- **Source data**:
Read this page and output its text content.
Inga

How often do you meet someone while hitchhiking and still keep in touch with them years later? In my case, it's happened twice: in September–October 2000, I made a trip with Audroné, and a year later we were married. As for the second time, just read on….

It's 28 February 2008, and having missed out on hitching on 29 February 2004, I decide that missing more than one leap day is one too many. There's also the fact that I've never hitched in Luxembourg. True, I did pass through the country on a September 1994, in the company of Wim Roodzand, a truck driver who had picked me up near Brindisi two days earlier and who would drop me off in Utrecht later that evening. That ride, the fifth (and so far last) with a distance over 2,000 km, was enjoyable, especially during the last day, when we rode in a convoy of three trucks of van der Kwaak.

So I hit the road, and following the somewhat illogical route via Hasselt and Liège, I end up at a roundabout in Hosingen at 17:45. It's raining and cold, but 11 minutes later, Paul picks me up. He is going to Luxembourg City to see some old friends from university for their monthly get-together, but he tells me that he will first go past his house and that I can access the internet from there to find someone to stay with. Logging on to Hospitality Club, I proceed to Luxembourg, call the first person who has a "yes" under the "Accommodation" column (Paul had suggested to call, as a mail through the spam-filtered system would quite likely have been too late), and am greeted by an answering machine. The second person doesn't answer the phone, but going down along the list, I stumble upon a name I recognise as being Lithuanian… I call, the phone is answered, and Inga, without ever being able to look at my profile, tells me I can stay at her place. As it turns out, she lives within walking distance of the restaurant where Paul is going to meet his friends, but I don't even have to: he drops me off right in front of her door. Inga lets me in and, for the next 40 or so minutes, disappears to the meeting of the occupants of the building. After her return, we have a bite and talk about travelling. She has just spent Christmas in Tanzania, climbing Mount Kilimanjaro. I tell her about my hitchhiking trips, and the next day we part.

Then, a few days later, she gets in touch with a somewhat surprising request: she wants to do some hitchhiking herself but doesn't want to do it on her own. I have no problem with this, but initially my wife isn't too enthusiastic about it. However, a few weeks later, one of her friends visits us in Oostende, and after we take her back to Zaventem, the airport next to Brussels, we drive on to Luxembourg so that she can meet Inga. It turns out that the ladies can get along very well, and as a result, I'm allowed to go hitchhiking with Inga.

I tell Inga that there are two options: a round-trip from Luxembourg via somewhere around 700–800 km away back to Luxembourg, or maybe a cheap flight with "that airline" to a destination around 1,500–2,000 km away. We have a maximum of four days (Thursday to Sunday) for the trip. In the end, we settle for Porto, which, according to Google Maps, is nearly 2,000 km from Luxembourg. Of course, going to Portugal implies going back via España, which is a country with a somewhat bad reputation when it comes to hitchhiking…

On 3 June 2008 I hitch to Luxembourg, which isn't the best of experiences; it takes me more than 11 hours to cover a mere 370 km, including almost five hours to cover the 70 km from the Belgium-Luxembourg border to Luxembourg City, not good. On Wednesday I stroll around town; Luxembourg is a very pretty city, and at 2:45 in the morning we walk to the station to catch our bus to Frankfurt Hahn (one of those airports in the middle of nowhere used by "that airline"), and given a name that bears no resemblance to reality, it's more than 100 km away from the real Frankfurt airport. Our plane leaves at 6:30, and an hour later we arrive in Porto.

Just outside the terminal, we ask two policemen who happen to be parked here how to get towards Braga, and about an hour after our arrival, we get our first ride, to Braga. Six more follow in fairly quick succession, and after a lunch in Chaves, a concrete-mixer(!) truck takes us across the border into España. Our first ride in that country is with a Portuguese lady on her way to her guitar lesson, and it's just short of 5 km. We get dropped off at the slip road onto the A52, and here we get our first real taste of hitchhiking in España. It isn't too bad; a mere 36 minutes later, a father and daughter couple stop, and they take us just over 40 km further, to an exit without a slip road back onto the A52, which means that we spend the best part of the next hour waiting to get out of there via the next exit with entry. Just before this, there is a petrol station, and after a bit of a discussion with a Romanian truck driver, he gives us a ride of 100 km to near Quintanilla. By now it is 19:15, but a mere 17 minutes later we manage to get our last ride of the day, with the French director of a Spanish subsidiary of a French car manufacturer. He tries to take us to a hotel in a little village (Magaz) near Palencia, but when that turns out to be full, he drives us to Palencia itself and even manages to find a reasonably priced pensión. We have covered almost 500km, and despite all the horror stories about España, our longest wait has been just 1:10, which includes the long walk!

- **Required task**:
In the listing above, find the lines holding the word "doesn" and copy them.

- **Task output**:
So I hit the road, and following the somewhat illogical route via Hasselt and Liège, I end up at a roundabout in Hosingen at 17:45. It's raining and cold, but 11 minutes later, Paul picks me up. He is going to Luxembourg City to see some old friends from university for their monthly get-together, but he tells me that he will first go past his house and that I can access the internet from there to find someone to stay with. Logging on to Hospitality Club, I proceed to Luxembourg, call the first person who has a "yes" under the "Accommodation" column (Paul had suggested to call, as a mail through the spam-filtered system would quite likely have been too late), and am greeted by an answering machine. The second person doesn't answer the phone, but going down along the list, I stumble upon a name I recognise as being Lithuanian… I call, the phone is answered, and Inga, without ever being able to look at my profile, tells me I can stay at her place. As it turns out, she lives within walking distance of the restaurant where Paul is going to meet his friends, but I don't even have to: he drops me off right in front of her door. Inga lets me in and, for the next 40 or so minutes, disappears to the meeting of the occupants of the building. After her return, we have a bite and talk about travelling. She has just spent Christmas in Tanzania, climbing Mount Kilimanjaro. I tell her about my hitchhiking trips, and the next day we part.
Then, a few days later, she gets in touch with a somewhat surprising request: she wants to do some hitchhiking herself but doesn't want to do it on her own. I have no problem with this, but initially my wife isn't too enthusiastic about it. However, a few weeks later, one of her friends visits us in Oostende, and after we take her back to Zaventem, the airport next to Brussels, we drive on to Luxembourg so that she can meet Inga. It turns out that the ladies can get along very well, and as a result, I'm allowed to go hitchhiking with Inga.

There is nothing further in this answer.